§ WHAT IS NEEDED
Write out the material below exactly, beginning at the line that contains "Read this page and output its text content." and ending with its last line, both ends included; write nothing else.

§ MATERIAL FOR THIS TASK

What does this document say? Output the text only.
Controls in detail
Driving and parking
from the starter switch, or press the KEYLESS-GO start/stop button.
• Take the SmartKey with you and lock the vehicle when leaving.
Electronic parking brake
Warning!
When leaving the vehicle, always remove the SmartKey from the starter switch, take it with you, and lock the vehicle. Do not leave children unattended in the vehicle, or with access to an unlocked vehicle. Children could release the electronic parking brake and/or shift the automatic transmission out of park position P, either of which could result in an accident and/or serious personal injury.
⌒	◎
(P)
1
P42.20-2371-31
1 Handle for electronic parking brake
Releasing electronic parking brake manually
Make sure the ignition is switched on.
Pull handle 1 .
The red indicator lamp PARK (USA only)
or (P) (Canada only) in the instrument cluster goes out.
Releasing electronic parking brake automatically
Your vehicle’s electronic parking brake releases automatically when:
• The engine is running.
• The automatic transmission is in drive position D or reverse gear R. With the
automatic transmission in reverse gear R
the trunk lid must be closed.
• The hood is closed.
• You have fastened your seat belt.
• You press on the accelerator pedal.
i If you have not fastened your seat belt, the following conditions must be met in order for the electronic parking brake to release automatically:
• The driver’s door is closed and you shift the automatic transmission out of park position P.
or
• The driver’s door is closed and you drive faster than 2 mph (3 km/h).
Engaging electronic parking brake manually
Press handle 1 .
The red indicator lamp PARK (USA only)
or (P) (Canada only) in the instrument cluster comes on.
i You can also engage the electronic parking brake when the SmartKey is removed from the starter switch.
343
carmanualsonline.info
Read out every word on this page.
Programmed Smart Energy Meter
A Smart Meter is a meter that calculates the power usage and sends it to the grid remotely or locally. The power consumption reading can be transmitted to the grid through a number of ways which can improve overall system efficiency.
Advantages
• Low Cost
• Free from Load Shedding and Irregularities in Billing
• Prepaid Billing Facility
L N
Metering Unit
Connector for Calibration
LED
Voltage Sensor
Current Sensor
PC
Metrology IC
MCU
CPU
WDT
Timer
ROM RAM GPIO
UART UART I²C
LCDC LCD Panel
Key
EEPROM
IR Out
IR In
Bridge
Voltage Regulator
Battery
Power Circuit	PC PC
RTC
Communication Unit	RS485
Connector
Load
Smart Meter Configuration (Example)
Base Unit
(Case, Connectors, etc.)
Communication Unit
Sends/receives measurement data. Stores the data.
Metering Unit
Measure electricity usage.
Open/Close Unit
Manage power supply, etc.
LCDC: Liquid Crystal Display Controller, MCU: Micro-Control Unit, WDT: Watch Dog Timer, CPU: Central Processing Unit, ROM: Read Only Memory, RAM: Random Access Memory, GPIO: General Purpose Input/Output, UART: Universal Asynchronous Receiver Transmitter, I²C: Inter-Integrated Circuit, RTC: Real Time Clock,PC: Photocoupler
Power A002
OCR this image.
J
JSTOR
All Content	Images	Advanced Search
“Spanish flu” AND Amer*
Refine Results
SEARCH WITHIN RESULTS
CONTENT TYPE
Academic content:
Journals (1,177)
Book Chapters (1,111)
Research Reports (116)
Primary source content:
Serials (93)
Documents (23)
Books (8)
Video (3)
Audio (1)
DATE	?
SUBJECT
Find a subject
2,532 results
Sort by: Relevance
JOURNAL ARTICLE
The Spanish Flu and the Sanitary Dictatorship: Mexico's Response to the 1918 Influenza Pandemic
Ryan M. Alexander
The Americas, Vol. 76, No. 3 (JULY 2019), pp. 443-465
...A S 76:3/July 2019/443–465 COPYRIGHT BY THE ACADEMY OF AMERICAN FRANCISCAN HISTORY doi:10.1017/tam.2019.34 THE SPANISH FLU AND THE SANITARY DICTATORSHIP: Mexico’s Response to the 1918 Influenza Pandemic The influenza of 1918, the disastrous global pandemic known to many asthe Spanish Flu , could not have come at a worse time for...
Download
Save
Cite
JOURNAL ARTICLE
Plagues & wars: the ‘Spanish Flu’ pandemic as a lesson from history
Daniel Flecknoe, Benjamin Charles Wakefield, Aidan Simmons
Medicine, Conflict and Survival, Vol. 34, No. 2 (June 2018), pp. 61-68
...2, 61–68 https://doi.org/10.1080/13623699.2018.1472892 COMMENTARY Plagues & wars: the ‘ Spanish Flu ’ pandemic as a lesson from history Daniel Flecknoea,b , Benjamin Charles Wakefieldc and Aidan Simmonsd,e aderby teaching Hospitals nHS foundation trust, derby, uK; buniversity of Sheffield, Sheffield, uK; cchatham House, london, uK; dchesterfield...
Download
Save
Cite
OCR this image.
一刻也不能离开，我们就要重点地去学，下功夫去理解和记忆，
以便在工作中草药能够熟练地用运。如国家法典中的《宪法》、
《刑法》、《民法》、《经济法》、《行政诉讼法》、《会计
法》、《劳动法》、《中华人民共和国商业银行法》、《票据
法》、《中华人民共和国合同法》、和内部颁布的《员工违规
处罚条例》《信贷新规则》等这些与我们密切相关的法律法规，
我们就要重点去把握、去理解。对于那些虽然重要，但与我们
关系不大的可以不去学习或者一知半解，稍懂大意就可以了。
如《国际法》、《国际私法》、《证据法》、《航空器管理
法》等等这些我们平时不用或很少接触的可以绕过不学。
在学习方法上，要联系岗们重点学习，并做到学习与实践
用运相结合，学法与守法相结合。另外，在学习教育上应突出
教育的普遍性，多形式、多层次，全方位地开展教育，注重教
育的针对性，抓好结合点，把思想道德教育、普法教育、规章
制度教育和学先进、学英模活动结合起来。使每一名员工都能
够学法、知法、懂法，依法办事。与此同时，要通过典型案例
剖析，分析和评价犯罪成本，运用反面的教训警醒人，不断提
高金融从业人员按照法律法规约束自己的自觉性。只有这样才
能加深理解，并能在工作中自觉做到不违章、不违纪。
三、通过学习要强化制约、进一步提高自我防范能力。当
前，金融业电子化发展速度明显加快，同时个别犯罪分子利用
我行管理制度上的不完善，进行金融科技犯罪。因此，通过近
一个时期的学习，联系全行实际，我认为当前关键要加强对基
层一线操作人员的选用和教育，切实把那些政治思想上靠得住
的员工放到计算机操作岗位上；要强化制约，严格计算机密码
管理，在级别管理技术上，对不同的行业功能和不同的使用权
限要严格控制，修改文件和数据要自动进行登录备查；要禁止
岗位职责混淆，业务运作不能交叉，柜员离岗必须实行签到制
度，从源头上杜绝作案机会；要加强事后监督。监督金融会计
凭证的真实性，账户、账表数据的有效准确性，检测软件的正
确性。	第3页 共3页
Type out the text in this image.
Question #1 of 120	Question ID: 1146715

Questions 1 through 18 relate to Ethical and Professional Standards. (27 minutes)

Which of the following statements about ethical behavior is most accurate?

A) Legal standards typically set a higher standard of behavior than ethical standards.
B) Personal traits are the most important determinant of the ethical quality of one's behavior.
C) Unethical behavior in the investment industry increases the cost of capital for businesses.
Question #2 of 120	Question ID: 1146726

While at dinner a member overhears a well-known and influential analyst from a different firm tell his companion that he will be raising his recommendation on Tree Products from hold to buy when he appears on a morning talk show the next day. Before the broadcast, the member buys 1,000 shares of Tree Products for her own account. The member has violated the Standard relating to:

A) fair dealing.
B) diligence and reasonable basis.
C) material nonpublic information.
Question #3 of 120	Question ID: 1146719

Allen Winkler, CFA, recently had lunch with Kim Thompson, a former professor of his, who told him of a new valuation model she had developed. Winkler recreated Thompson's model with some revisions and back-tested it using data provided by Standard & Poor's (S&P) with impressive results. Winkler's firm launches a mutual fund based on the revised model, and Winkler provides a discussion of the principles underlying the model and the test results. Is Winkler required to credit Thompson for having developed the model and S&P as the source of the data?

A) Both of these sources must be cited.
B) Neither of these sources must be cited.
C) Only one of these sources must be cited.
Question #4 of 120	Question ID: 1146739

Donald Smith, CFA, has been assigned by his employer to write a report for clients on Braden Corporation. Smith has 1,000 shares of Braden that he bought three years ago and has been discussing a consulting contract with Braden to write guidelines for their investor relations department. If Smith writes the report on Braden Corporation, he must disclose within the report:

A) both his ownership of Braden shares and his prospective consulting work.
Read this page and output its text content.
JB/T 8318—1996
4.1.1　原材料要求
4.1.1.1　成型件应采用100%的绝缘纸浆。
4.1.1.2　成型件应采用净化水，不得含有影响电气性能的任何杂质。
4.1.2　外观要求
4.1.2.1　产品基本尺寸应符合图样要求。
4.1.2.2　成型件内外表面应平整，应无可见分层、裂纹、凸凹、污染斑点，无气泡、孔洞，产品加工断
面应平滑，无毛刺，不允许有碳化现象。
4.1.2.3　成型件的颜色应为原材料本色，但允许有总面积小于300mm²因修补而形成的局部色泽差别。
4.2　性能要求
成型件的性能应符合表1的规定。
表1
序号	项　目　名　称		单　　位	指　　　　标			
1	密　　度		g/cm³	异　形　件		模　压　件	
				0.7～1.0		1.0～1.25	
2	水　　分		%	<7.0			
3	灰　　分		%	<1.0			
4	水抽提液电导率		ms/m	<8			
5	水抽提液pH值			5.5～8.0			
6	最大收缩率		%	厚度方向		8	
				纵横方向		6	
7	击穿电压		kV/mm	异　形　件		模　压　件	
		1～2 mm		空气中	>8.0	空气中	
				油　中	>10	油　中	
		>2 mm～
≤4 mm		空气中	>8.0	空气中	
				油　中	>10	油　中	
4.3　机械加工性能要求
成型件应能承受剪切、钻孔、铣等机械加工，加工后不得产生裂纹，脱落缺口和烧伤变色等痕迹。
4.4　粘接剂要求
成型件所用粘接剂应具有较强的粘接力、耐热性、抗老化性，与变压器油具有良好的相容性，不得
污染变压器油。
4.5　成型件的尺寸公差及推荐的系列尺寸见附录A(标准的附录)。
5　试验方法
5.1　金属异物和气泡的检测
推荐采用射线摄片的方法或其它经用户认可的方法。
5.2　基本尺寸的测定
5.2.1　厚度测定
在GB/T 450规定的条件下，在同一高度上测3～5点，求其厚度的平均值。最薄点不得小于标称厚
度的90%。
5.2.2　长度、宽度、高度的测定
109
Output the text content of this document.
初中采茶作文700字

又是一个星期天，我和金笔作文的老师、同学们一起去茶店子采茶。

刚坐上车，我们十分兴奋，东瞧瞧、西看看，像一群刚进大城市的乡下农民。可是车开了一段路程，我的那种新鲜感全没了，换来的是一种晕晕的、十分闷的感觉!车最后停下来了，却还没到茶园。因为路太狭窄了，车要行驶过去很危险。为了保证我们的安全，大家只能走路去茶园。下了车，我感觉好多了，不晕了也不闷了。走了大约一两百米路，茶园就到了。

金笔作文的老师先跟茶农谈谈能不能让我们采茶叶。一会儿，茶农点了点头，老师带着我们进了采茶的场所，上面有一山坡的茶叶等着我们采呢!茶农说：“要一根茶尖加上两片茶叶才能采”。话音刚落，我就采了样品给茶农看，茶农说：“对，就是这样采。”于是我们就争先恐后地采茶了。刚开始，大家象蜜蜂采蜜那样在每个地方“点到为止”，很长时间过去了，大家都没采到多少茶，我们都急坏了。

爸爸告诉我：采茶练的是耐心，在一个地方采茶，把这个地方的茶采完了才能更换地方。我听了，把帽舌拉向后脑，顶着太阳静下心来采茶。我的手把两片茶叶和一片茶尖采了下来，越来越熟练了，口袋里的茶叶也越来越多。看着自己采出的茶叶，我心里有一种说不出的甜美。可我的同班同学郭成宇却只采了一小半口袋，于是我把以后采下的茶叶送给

§ TASK OUTPUT
Read this page and output its text content.
JB/T 8318—1996
4.1.1　原材料要求
4.1.1.1　成型件应采用100%的绝缘纸浆。
4.1.1.2　成型件应采用净化水，不得含有影响电气性能的任何杂质。
4.1.2　外观要求
4.1.2.1　产品基本尺寸应符合图样要求。
4.1.2.2　成型件内外表面应平整，应无可见分层、裂纹、凸凹、污染斑点，无气泡、孔洞，产品加工断
面应平滑，无毛刺，不允许有碳化现象。
4.1.2.3　成型件的颜色应为原材料本色，但允许有总面积小于300mm²因修补而形成的局部色泽差别。
4.2　性能要求
成型件的性能应符合表1的规定。
表1
序号	项　目　名　称		单　　位	指　　　　标			
1	密　　度		g/cm³	异　形　件		模　压　件	
				0.7～1.0		1.0～1.25	
2	水　　分		%	<7.0			
3	灰　　分		%	<1.0			
4	水抽提液电导率		ms/m	<8			
5	水抽提液pH值			5.5～8.0			
6	最大收缩率		%	厚度方向		8	
				纵横方向		6	
7	击穿电压		kV/mm	异　形　件		模　压　件	
		1～2 mm		空气中	>8.0	空气中	
				油　中	>10	油　中	
		>2 mm～
≤4 mm		空气中	>8.0	空气中	
				油　中	>10	油　中	
4.3　机械加工性能要求
成型件应能承受剪切、钻孔、铣等机械加工，加工后不得产生裂纹，脱落缺口和烧伤变色等痕迹。
4.4　粘接剂要求
成型件所用粘接剂应具有较强的粘接力、耐热性、抗老化性，与变压器油具有良好的相容性，不得
污染变压器油。
4.5　成型件的尺寸公差及推荐的系列尺寸见附录A(标准的附录)。
5　试验方法
5.1　金属异物和气泡的检测
推荐采用射线摄片的方法或其它经用户认可的方法。
5.2　基本尺寸的测定
5.2.1　厚度测定
在GB/T 450规定的条件下，在同一高度上测3～5点，求其厚度的平均值。最薄点不得小于标称厚
度的90%。
5.2.2　长度、宽度、高度的测定
109
Output the text content of this document.
初中采茶作文700字

又是一个星期天，我和金笔作文的老师、同学们一起去茶店子采茶。

刚坐上车，我们十分兴奋，东瞧瞧、西看看，像一群刚进大城市的乡下农民。可是车开了一段路程，我的那种新鲜感全没了，换来的是一种晕晕的、十分闷的感觉!车最后停下来了，却还没到茶园。因为路太狭窄了，车要行驶过去很危险。为了保证我们的安全，大家只能走路去茶园。下了车，我感觉好多了，不晕了也不闷了。走了大约一两百米路，茶园就到了。

金笔作文的老师先跟茶农谈谈能不能让我们采茶叶。一会儿，茶农点了点头，老师带着我们进了采茶的场所，上面有一山坡的茶叶等着我们采呢!茶农说：“要一根茶尖加上两片茶叶才能采”。话音刚落，我就采了样品给茶农看，茶农说：“对，就是这样采。”于是我们就争先恐后地采茶了。刚开始，大家象蜜蜂采蜜那样在每个地方“点到为止”，很长时间过去了，大家都没采到多少茶，我们都急坏了。

爸爸告诉我：采茶练的是耐心，在一个地方采茶，把这个地方的茶采完了才能更换地方。我听了，把帽舌拉向后脑，顶着太阳静下心来采茶。我的手把两片茶叶和一片茶尖采了下来，越来越熟练了，口袋里的茶叶也越来越多。看着自己采出的茶叶，我心里有一种说不出的甜美。可我的同班同学郭成宇却只采了一小半口袋，于是我把以后采下的茶叶送给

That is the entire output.